__ACTIVITY__. Only the number is needed: count the lines below that hold the string "patients".

Figure content listings

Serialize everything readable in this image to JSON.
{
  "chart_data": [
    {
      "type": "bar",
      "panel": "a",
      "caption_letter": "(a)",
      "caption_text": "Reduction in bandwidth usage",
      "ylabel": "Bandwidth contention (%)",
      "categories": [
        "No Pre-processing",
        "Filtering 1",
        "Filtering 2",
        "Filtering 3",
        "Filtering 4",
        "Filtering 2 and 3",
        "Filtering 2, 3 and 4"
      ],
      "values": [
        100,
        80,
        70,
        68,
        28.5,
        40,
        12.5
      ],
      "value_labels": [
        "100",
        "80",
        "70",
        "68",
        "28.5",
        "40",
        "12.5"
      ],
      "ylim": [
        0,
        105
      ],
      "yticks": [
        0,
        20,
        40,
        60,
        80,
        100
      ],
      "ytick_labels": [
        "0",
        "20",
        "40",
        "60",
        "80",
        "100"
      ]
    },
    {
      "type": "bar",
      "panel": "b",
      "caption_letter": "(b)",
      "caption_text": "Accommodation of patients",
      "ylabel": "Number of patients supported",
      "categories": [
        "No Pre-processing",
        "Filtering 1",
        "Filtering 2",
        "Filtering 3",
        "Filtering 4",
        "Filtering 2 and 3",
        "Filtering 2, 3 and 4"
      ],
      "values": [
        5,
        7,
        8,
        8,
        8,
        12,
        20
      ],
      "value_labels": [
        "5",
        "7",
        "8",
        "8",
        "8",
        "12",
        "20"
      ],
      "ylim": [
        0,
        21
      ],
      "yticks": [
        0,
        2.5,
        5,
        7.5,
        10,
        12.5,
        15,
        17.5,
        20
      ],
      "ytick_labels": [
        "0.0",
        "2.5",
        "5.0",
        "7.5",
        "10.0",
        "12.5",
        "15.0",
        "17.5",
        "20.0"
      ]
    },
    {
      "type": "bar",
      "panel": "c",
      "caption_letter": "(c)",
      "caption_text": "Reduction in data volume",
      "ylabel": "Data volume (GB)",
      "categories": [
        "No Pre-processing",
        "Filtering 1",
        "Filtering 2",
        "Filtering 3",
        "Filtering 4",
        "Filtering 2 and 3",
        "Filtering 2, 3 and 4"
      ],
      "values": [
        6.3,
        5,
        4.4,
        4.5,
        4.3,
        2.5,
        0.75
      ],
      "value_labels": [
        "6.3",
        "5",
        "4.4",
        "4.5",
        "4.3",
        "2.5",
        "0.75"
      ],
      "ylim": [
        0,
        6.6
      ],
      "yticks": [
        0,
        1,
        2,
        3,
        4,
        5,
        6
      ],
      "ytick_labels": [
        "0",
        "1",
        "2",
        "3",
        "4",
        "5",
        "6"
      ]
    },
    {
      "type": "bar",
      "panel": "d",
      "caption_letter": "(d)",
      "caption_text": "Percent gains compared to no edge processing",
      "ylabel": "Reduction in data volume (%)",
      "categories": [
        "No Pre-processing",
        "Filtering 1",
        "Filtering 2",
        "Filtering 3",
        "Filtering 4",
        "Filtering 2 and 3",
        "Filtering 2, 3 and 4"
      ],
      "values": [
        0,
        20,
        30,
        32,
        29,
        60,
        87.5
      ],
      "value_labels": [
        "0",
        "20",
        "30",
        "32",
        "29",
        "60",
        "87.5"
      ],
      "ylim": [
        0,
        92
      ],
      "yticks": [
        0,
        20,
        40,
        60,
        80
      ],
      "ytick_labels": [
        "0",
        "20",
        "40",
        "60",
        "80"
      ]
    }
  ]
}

__RESPONSE TO THIS EXERCISE__. 2